[Saved entries]
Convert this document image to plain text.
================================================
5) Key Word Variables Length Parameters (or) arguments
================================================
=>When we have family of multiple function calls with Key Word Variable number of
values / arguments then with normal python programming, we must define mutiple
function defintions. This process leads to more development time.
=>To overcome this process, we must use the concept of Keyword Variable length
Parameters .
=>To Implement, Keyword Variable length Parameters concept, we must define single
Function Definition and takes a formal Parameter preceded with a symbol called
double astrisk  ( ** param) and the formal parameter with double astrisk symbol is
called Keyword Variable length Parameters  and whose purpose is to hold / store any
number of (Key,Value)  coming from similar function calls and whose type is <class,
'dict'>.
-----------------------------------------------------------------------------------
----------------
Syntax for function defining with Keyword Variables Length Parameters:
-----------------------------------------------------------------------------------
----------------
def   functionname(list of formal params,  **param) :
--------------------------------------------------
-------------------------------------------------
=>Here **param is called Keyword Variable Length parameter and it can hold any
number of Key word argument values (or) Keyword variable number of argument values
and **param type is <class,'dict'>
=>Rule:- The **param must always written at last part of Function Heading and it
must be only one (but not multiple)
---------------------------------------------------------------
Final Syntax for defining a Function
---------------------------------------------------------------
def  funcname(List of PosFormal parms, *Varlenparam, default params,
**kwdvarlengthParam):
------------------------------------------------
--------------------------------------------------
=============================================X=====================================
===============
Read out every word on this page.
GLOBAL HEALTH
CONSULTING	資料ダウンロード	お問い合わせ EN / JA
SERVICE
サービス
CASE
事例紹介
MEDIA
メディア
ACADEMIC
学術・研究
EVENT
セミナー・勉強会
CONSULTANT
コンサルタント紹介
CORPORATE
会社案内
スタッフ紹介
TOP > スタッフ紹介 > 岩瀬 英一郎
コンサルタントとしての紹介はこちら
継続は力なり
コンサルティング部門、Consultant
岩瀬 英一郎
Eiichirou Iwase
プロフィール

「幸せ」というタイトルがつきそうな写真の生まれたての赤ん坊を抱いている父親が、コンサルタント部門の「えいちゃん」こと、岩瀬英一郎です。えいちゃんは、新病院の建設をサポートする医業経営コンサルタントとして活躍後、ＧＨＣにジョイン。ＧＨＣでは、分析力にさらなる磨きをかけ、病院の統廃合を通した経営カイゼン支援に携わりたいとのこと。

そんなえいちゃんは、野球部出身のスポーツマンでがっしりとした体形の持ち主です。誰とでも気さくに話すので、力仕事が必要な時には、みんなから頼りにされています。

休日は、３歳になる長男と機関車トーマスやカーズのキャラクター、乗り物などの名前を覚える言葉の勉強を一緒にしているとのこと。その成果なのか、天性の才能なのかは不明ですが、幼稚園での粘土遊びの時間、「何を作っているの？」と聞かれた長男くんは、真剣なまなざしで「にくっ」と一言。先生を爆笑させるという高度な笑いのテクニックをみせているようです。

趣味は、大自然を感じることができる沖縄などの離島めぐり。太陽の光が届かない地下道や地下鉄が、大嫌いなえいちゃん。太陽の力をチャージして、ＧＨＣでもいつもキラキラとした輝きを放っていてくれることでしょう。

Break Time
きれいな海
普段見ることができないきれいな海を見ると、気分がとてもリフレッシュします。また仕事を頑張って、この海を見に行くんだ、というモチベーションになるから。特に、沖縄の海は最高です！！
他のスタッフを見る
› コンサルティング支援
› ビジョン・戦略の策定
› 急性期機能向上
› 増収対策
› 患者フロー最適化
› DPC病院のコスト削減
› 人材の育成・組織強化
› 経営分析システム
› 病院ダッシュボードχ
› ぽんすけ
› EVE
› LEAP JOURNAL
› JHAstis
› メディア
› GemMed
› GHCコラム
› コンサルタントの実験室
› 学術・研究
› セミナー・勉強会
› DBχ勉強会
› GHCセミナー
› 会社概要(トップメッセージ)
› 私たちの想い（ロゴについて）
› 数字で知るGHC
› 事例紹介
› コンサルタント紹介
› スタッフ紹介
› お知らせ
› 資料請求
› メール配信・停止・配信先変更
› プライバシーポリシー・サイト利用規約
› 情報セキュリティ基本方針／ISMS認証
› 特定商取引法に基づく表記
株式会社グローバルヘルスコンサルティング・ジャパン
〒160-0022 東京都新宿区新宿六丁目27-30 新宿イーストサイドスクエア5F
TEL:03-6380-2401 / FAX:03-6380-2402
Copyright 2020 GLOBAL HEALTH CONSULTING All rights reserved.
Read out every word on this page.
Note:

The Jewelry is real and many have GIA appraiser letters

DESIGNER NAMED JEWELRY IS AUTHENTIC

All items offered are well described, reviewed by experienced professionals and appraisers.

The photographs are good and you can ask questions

Exercise brief ▸
Quote each line of the data above exactly as written.

Worked answer ▸
Convert this document image to plain text.
================================================
5) Key Word Variables Length Parameters (or) arguments
================================================
=>When we have family of multiple function calls with Key Word Variable number of
values / arguments then with normal python programming, we must define mutiple
function defintions. This process leads to more development time.
=>To overcome this process, we must use the concept of Keyword Variable length
Parameters .
=>To Implement, Keyword Variable length Parameters concept, we must define single
Function Definition and takes a formal Parameter preceded with a symbol called
double astrisk  ( ** param) and the formal parameter with double astrisk symbol is
called Keyword Variable length Parameters  and whose purpose is to hold / store any
number of (Key,Value)  coming from similar function calls and whose type is <class,
'dict'>.
-----------------------------------------------------------------------------------
----------------
Syntax for function defining with Keyword Variables Length Parameters:
-----------------------------------------------------------------------------------
----------------
def   functionname(list of formal params,  **param) :
--------------------------------------------------
-------------------------------------------------
=>Here **param is called Keyword Variable Length parameter and it can hold any
number of Key word argument values (or) Keyword variable number of argument values
and **param type is <class,'dict'>
=>Rule:- The **param must always written at last part of Function Heading and it
must be only one (but not multiple)
---------------------------------------------------------------
Final Syntax for defining a Function
---------------------------------------------------------------
def  funcname(List of PosFormal parms, *Varlenparam, default params,
**kwdvarlengthParam):
------------------------------------------------
--------------------------------------------------
=============================================X=====================================
===============
Read out every word on this page.
GLOBAL HEALTH
CONSULTING	資料ダウンロード	お問い合わせ EN / JA
SERVICE
サービス
CASE
事例紹介
MEDIA
メディア
ACADEMIC
学術・研究
EVENT
セミナー・勉強会
CONSULTANT
コンサルタント紹介
CORPORATE
会社案内
スタッフ紹介
TOP > スタッフ紹介 > 岩瀬 英一郎
コンサルタントとしての紹介はこちら
継続は力なり
コンサルティング部門、Consultant
岩瀬 英一郎
Eiichirou Iwase
プロフィール

「幸せ」というタイトルがつきそうな写真の生まれたての赤ん坊を抱いている父親が、コンサルタント部門の「えいちゃん」こと、岩瀬英一郎です。えいちゃんは、新病院の建設をサポートする医業経営コンサルタントとして活躍後、ＧＨＣにジョイン。ＧＨＣでは、分析力にさらなる磨きをかけ、病院の統廃合を通した経営カイゼン支援に携わりたいとのこと。

そんなえいちゃんは、野球部出身のスポーツマンでがっしりとした体形の持ち主です。誰とでも気さくに話すので、力仕事が必要な時には、みんなから頼りにされています。

休日は、３歳になる長男と機関車トーマスやカーズのキャラクター、乗り物などの名前を覚える言葉の勉強を一緒にしているとのこと。その成果なのか、天性の才能なのかは不明ですが、幼稚園での粘土遊びの時間、「何を作っているの？」と聞かれた長男くんは、真剣なまなざしで「にくっ」と一言。先生を爆笑させるという高度な笑いのテクニックをみせているようです。

趣味は、大自然を感じることができる沖縄などの離島めぐり。太陽の光が届かない地下道や地下鉄が、大嫌いなえいちゃん。太陽の力をチャージして、ＧＨＣでもいつもキラキラとした輝きを放っていてくれることでしょう。

Break Time
きれいな海
普段見ることができないきれいな海を見ると、気分がとてもリフレッシュします。また仕事を頑張って、この海を見に行くんだ、というモチベーションになるから。特に、沖縄の海は最高です！！
他のスタッフを見る
› コンサルティング支援
› ビジョン・戦略の策定
› 急性期機能向上
› 増収対策
› 患者フロー最適化
› DPC病院のコスト削減
› 人材の育成・組織強化
› 経営分析システム
› 病院ダッシュボードχ
› ぽんすけ
› EVE
› LEAP JOURNAL
› JHAstis
› メディア
› GemMed
› GHCコラム
› コンサルタントの実験室
› 学術・研究
› セミナー・勉強会
› DBχ勉強会
› GHCセミナー
› 会社概要(トップメッセージ)
› 私たちの想い（ロゴについて）
› 数字で知るGHC
› 事例紹介
› コンサルタント紹介
› スタッフ紹介
› お知らせ
› 資料請求
› メール配信・停止・配信先変更
› プライバシーポリシー・サイト利用規約
› 情報セキュリティ基本方針／ISMS認証
› 特定商取引法に基づく表記
株式会社グローバルヘルスコンサルティング・ジャパン
〒160-0022 東京都新宿区新宿六丁目27-30 新宿イーストサイドスクエア5F
TEL:03-6380-2401 / FAX:03-6380-2402
Copyright 2020 GLOBAL HEALTH CONSULTING All rights reserved.
Read out every word on this page.
Note:

The Jewelry is real and many have GIA appraiser letters

DESIGNER NAMED JEWELRY IS AUTHENTIC

All items offered are well described, reviewed by experienced professionals and appraisers.

The photographs are good and you can ask questions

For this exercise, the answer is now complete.